Task directions.
For this exercise, write out every entry exactly and leave the pictures out.

Items from a data source.

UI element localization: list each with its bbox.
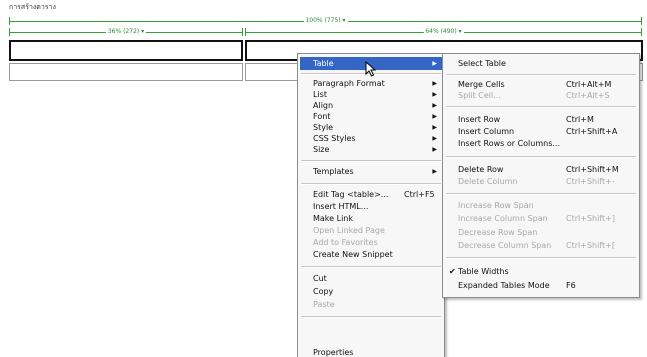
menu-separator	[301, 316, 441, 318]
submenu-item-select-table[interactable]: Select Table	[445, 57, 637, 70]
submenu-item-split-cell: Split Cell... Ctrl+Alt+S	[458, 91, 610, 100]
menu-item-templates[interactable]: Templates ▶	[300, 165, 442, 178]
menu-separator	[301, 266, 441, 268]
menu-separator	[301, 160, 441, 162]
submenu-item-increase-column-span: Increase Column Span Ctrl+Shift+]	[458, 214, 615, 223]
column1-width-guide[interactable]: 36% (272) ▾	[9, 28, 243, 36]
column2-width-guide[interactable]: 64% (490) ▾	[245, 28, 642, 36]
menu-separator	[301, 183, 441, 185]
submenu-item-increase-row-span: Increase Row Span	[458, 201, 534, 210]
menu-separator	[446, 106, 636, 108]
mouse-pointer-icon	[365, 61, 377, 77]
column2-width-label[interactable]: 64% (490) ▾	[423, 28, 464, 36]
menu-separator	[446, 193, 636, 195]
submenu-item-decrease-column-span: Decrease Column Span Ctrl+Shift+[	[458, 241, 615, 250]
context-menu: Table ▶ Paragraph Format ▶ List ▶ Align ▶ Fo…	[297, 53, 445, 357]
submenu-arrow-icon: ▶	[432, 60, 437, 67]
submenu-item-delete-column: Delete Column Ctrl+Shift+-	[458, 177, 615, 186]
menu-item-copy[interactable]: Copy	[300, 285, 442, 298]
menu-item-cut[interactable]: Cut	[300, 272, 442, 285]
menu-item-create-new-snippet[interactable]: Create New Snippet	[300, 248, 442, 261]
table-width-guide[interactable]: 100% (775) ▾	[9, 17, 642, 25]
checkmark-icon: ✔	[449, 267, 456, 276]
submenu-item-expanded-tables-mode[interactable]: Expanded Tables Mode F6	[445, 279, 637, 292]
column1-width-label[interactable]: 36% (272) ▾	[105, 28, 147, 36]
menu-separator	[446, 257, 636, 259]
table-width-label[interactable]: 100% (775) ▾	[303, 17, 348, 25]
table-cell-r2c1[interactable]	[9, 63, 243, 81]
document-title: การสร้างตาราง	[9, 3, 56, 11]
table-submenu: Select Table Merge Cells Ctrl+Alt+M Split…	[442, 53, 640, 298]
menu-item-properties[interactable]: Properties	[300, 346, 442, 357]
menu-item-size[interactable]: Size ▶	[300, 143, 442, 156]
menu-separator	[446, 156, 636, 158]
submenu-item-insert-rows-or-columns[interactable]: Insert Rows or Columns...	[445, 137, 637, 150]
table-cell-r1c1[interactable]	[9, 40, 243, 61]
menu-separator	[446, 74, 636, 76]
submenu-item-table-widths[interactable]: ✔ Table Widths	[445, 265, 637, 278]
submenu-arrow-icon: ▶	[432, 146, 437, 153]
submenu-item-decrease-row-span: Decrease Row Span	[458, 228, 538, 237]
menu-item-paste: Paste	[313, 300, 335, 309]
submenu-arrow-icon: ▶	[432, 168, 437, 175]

Solution to this task.
UI element localization: list each with its bbox.
menu-separator	[301, 316, 441, 318]
submenu-item-select-table[interactable]: Select Table	[445, 57, 637, 70]
submenu-item-split-cell: Split Cell... Ctrl+Alt+S	[458, 91, 610, 100]
menu-item-templates[interactable]: Templates ▶	[300, 165, 442, 178]
menu-separator	[301, 266, 441, 268]
menu-separator	[301, 160, 441, 162]
submenu-item-increase-column-span: Increase Column Span Ctrl+Shift+]	[458, 214, 615, 223]
column1-width-guide[interactable]: 36% (272) ▾	[9, 28, 243, 36]
column2-width-guide[interactable]: 64% (490) ▾	[245, 28, 642, 36]
menu-separator	[301, 183, 441, 185]
submenu-item-increase-row-span: Increase Row Span	[458, 201, 534, 210]
menu-separator	[446, 106, 636, 108]
mouse-pointer-icon	[365, 61, 377, 77]
column2-width-label[interactable]: 64% (490) ▾	[423, 28, 464, 36]
menu-separator	[446, 193, 636, 195]
submenu-item-decrease-column-span: Decrease Column Span Ctrl+Shift+[	[458, 241, 615, 250]
context-menu: Table ▶ Paragraph Format ▶ List ▶ Align ▶ Fo…	[297, 53, 445, 357]
submenu-arrow-icon: ▶	[432, 60, 437, 67]
submenu-item-delete-column: Delete Column Ctrl+Shift+-	[458, 177, 615, 186]
menu-item-copy[interactable]: Copy	[300, 285, 442, 298]
menu-item-cut[interactable]: Cut	[300, 272, 442, 285]
menu-item-create-new-snippet[interactable]: Create New Snippet	[300, 248, 442, 261]
table-width-guide[interactable]: 100% (775) ▾	[9, 17, 642, 25]
checkmark-icon: ✔	[449, 267, 456, 276]
submenu-item-expanded-tables-mode[interactable]: Expanded Tables Mode F6	[445, 279, 637, 292]
column1-width-label[interactable]: 36% (272) ▾	[105, 28, 147, 36]
menu-separator	[446, 257, 636, 259]
table-width-label[interactable]: 100% (775) ▾	[303, 17, 348, 25]
table-cell-r2c1[interactable]	[9, 63, 243, 81]
document-title: การสร้างตาราง	[9, 3, 56, 11]
table-submenu: Select Table Merge Cells Ctrl+Alt+M Split…	[442, 53, 640, 298]
menu-item-properties[interactable]: Properties	[300, 346, 442, 357]
menu-item-size[interactable]: Size ▶	[300, 143, 442, 156]
menu-separator	[446, 156, 636, 158]
submenu-item-insert-rows-or-columns[interactable]: Insert Rows or Columns...	[445, 137, 637, 150]
table-cell-r1c1[interactable]	[9, 40, 243, 61]
menu-separator	[446, 74, 636, 76]
submenu-item-table-widths[interactable]: ✔ Table Widths	[445, 265, 637, 278]
submenu-arrow-icon: ▶	[432, 146, 437, 153]
submenu-item-decrease-row-span: Decrease Row Span	[458, 228, 538, 237]
menu-item-paste: Paste	[313, 300, 335, 309]
submenu-arrow-icon: ▶	[432, 168, 437, 175]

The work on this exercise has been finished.